TASK GOAL:
Copy every entry exactly as given, minus the images.

** start DATA FOR PROCESSING **

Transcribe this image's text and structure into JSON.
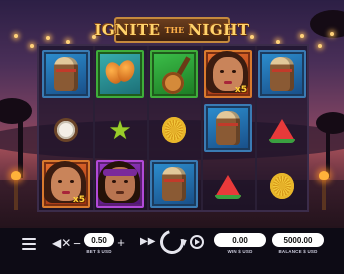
{
  "title": {
    "main_1": "IGNITE",
    "small": "THE",
    "main_2": "NIGHT"
  },
  "reels": [
    [
      "drum",
      "coconut",
      "queen-x5"
    ],
    [
      "maracas",
      "star-fruit",
      "rocker"
    ],
    [
      "guitar",
      "pineapple",
      "drum"
    ],
    [
      "queen-x5",
      "drum",
      "watermelon"
    ],
    [
      "drum",
      "watermelon",
      "pineapple"
    ]
  ],
  "multipliers": {
    "queen": "x5"
  },
  "controls": {
    "bet_value": "0.50",
    "bet_caption": "BET $ USD",
    "win_value": "0.00",
    "win_caption": "WIN $ USD",
    "balance_value": "5000.00",
    "balance_caption": "BALANCE $ USD",
    "minus": "−",
    "plus": "+"
  },
  "icons": [
    "menu-icon",
    "sound-icon",
    "turbo-icon",
    "spin-icon",
    "autoplay-icon"
  ],
  "colors": {
    "accent_gold": "#ffd36b",
    "reel_frame_blue": "#3a7bb4",
    "bar_bg": "#0d0b15"
  }
}
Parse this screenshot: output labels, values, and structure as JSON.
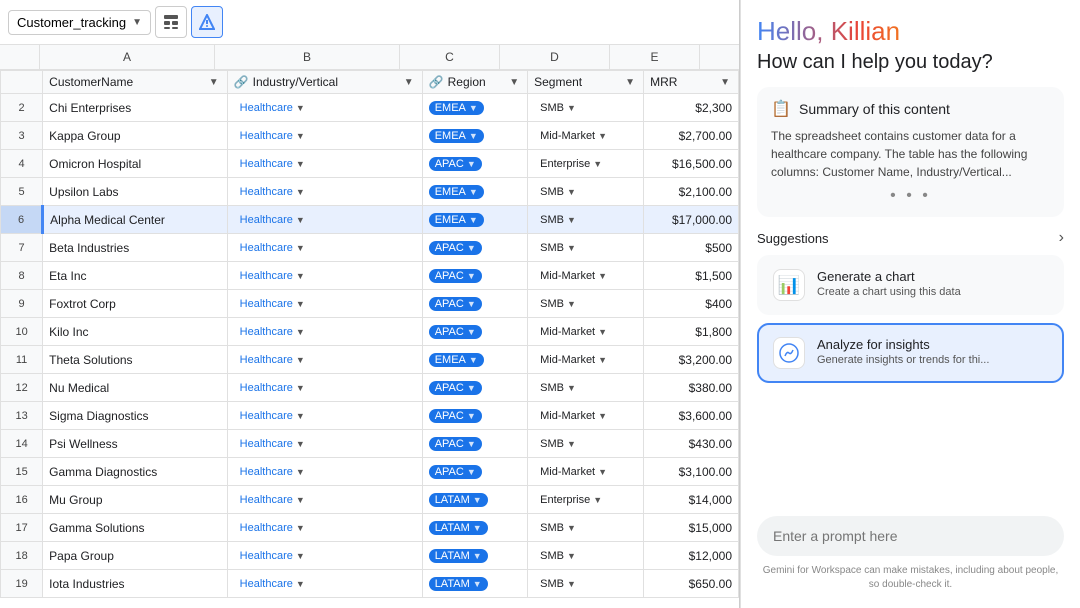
{
  "sheet": {
    "tab_name": "Customer_tracking",
    "col_letters": [
      "",
      "A",
      "B",
      "C",
      "D",
      "E"
    ],
    "headers": [
      "",
      "CustomerName",
      "Industry/Vertical",
      "Region",
      "Segment",
      "MRR"
    ],
    "rows": [
      {
        "num": 2,
        "name": "Chi Enterprises",
        "industry": "Healthcare",
        "region": "EMEA",
        "segment": "SMB",
        "mrr": "$2,300",
        "selected": false
      },
      {
        "num": 3,
        "name": "Kappa Group",
        "industry": "Healthcare",
        "region": "EMEA",
        "segment": "Mid-Market",
        "mrr": "$2,700.00",
        "selected": false
      },
      {
        "num": 4,
        "name": "Omicron Hospital",
        "industry": "Healthcare",
        "region": "APAC",
        "segment": "Enterprise",
        "mrr": "$16,500.00",
        "selected": false
      },
      {
        "num": 5,
        "name": "Upsilon Labs",
        "industry": "Healthcare",
        "region": "EMEA",
        "segment": "SMB",
        "mrr": "$2,100.00",
        "selected": false
      },
      {
        "num": 6,
        "name": "Alpha Medical Center",
        "industry": "Healthcare",
        "region": "EMEA",
        "segment": "SMB",
        "mrr": "$17,000.00",
        "selected": true
      },
      {
        "num": 7,
        "name": "Beta Industries",
        "industry": "Healthcare",
        "region": "APAC",
        "segment": "SMB",
        "mrr": "$500",
        "selected": false
      },
      {
        "num": 8,
        "name": "Eta Inc",
        "industry": "Healthcare",
        "region": "APAC",
        "segment": "Mid-Market",
        "mrr": "$1,500",
        "selected": false
      },
      {
        "num": 9,
        "name": "Foxtrot Corp",
        "industry": "Healthcare",
        "region": "APAC",
        "segment": "SMB",
        "mrr": "$400",
        "selected": false
      },
      {
        "num": 10,
        "name": "Kilo Inc",
        "industry": "Healthcare",
        "region": "APAC",
        "segment": "Mid-Market",
        "mrr": "$1,800",
        "selected": false
      },
      {
        "num": 11,
        "name": "Theta Solutions",
        "industry": "Healthcare",
        "region": "EMEA",
        "segment": "Mid-Market",
        "mrr": "$3,200.00",
        "selected": false
      },
      {
        "num": 12,
        "name": "Nu Medical",
        "industry": "Healthcare",
        "region": "APAC",
        "segment": "SMB",
        "mrr": "$380.00",
        "selected": false
      },
      {
        "num": 13,
        "name": "Sigma Diagnostics",
        "industry": "Healthcare",
        "region": "APAC",
        "segment": "Mid-Market",
        "mrr": "$3,600.00",
        "selected": false
      },
      {
        "num": 14,
        "name": "Psi Wellness",
        "industry": "Healthcare",
        "region": "APAC",
        "segment": "SMB",
        "mrr": "$430.00",
        "selected": false
      },
      {
        "num": 15,
        "name": "Gamma Diagnostics",
        "industry": "Healthcare",
        "region": "APAC",
        "segment": "Mid-Market",
        "mrr": "$3,100.00",
        "selected": false
      },
      {
        "num": 16,
        "name": "Mu Group",
        "industry": "Healthcare",
        "region": "LATAM",
        "segment": "Enterprise",
        "mrr": "$14,000",
        "selected": false
      },
      {
        "num": 17,
        "name": "Gamma Solutions",
        "industry": "Healthcare",
        "region": "LATAM",
        "segment": "SMB",
        "mrr": "$15,000",
        "selected": false
      },
      {
        "num": 18,
        "name": "Papa Group",
        "industry": "Healthcare",
        "region": "LATAM",
        "segment": "SMB",
        "mrr": "$12,000",
        "selected": false
      },
      {
        "num": 19,
        "name": "Iota Industries",
        "industry": "Healthcare",
        "region": "LATAM",
        "segment": "SMB",
        "mrr": "$650.00",
        "selected": false
      }
    ]
  },
  "gemini": {
    "greeting": "Hello, Killian",
    "subtitle": "How can I help you today?",
    "summary": {
      "icon": "📋",
      "title": "Summary of this content",
      "text": "The spreadsheet contains customer data for a healthcare company. The table has the following columns: Customer Name, Industry/Vertical..."
    },
    "suggestions_label": "Suggestions",
    "suggestions": [
      {
        "icon": "📊",
        "title": "Generate a chart",
        "desc": "Create a chart using this data",
        "active": false
      },
      {
        "icon": "🔍",
        "title": "Analyze for insights",
        "desc": "Generate insights or trends for thi...",
        "active": true
      }
    ],
    "prompt_placeholder": "Enter a prompt here",
    "disclaimer": "Gemini for Workspace can make mistakes, including about people, so double-check it."
  }
}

** end DATA FOR PROCESSING **

TASK RESPONSE:
Transcribe this image's text and structure into JSON.
{
  "title": {
    "main_1": "IGNITE",
    "small": "THE",
    "main_2": "NIGHT"
  },
  "reels": [
    [
      "drum",
      "coconut",
      "queen-x5"
    ],
    [
      "maracas",
      "star-fruit",
      "rocker"
    ],
    [
      "guitar",
      "pineapple",
      "drum"
    ],
    [
      "queen-x5",
      "drum",
      "watermelon"
    ],
    [
      "drum",
      "watermelon",
      "pineapple"
    ]
  ],
  "multipliers": {
    "queen": "x5"
  },
  "controls": {
    "bet_value": "0.50",
    "bet_caption": "BET $ USD",
    "win_value": "0.00",
    "win_caption": "WIN $ USD",
    "balance_value": "5000.00",
    "balance_caption": "BALANCE $ USD",
    "minus": "−",
    "plus": "+"
  },
  "icons": [
    "menu-icon",
    "sound-icon",
    "turbo-icon",
    "spin-icon",
    "autoplay-icon"
  ],
  "colors": {
    "accent_gold": "#ffd36b",
    "reel_frame_blue": "#3a7bb4",
    "bar_bg": "#0d0b15"
  }
}
Parse this screenshot: output labels, values, and structure as JSON.
{
  "sheet": {
    "tab_name": "Customer_tracking",
    "col_letters": [
      "",
      "A",
      "B",
      "C",
      "D",
      "E"
    ],
    "headers": [
      "",
      "CustomerName",
      "Industry/Vertical",
      "Region",
      "Segment",
      "MRR"
    ],
    "rows": [
      {
        "num": 2,
        "name": "Chi Enterprises",
        "industry": "Healthcare",
        "region": "EMEA",
        "segment": "SMB",
        "mrr": "$2,300",
        "selected": false
      },
      {
        "num": 3,
        "name": "Kappa Group",
        "industry": "Healthcare",
        "region": "EMEA",
        "segment": "Mid-Market",
        "mrr": "$2,700.00",
        "selected": false
      },
      {
        "num": 4,
        "name": "Omicron Hospital",
        "industry": "Healthcare",
        "region": "APAC",
        "segment": "Enterprise",
        "mrr": "$16,500.00",
        "selected": false
      },
      {
        "num": 5,
        "name": "Upsilon Labs",
        "industry": "Healthcare",
        "region": "EMEA",
        "segment": "SMB",
        "mrr": "$2,100.00",
        "selected": false
      },
      {
        "num": 6,
        "name": "Alpha Medical Center",
        "industry": "Healthcare",
        "region": "EMEA",
        "segment": "SMB",
        "mrr": "$17,000.00",
        "selected": true
      },
      {
        "num": 7,
        "name": "Beta Industries",
        "industry": "Healthcare",
        "region": "APAC",
        "segment": "SMB",
        "mrr": "$500",
        "selected": false
      },
      {
        "num": 8,
        "name": "Eta Inc",
        "industry": "Healthcare",
        "region": "APAC",
        "segment": "Mid-Market",
        "mrr": "$1,500",
        "selected": false
      },
      {
        "num": 9,
        "name": "Foxtrot Corp",
        "industry": "Healthcare",
        "region": "APAC",
        "segment": "SMB",
        "mrr": "$400",
        "selected": false
      },
      {
        "num": 10,
        "name": "Kilo Inc",
        "industry": "Healthcare",
        "region": "APAC",
        "segment": "Mid-Market",
        "mrr": "$1,800",
        "selected": false
      },
      {
        "num": 11,
        "name": "Theta Solutions",
        "industry": "Healthcare",
        "region": "EMEA",
        "segment": "Mid-Market",
        "mrr": "$3,200.00",
        "selected": false
      },
      {
        "num": 12,
        "name": "Nu Medical",
        "industry": "Healthcare",
        "region": "APAC",
        "segment": "SMB",
        "mrr": "$380.00",
        "selected": false
      },
      {
        "num": 13,
        "name": "Sigma Diagnostics",
        "industry": "Healthcare",
        "region": "APAC",
        "segment": "Mid-Market",
        "mrr": "$3,600.00",
        "selected": false
      },
      {
        "num": 14,
        "name": "Psi Wellness",
        "industry": "Healthcare",
        "region": "APAC",
        "segment": "SMB",
        "mrr": "$430.00",
        "selected": false
      },
      {
        "num": 15,
        "name": "Gamma Diagnostics",
        "industry": "Healthcare",
        "region": "APAC",
        "segment": "Mid-Market",
        "mrr": "$3,100.00",
        "selected": false
      },
      {
        "num": 16,
        "name": "Mu Group",
        "industry": "Healthcare",
        "region": "LATAM",
        "segment": "Enterprise",
        "mrr": "$14,000",
        "selected": false
      },
      {
        "num": 17,
        "name": "Gamma Solutions",
        "industry": "Healthcare",
        "region": "LATAM",
        "segment": "SMB",
        "mrr": "$15,000",
        "selected": false
      },
      {
        "num": 18,
        "name": "Papa Group",
        "industry": "Healthcare",
        "region": "LATAM",
        "segment": "SMB",
        "mrr": "$12,000",
        "selected": false
      },
      {
        "num": 19,
        "name": "Iota Industries",
        "industry": "Healthcare",
        "region": "LATAM",
        "segment": "SMB",
        "mrr": "$650.00",
        "selected": false
      }
    ]
  },
  "gemini": {
    "greeting": "Hello, Killian",
    "subtitle": "How can I help you today?",
    "summary": {
      "icon": "📋",
      "title": "Summary of this content",
      "text": "The spreadsheet contains customer data for a healthcare company. The table has the following columns: Customer Name, Industry/Vertical..."
    },
    "suggestions_label": "Suggestions",
    "suggestions": [
      {
        "icon": "📊",
        "title": "Generate a chart",
        "desc": "Create a chart using this data",
        "active": false
      },
      {
        "icon": "🔍",
        "title": "Analyze for insights",
        "desc": "Generate insights or trends for thi...",
        "active": true
      }
    ],
    "prompt_placeholder": "Enter a prompt here",
    "disclaimer": "Gemini for Workspace can make mistakes, including about people, so double-check it."
  }
}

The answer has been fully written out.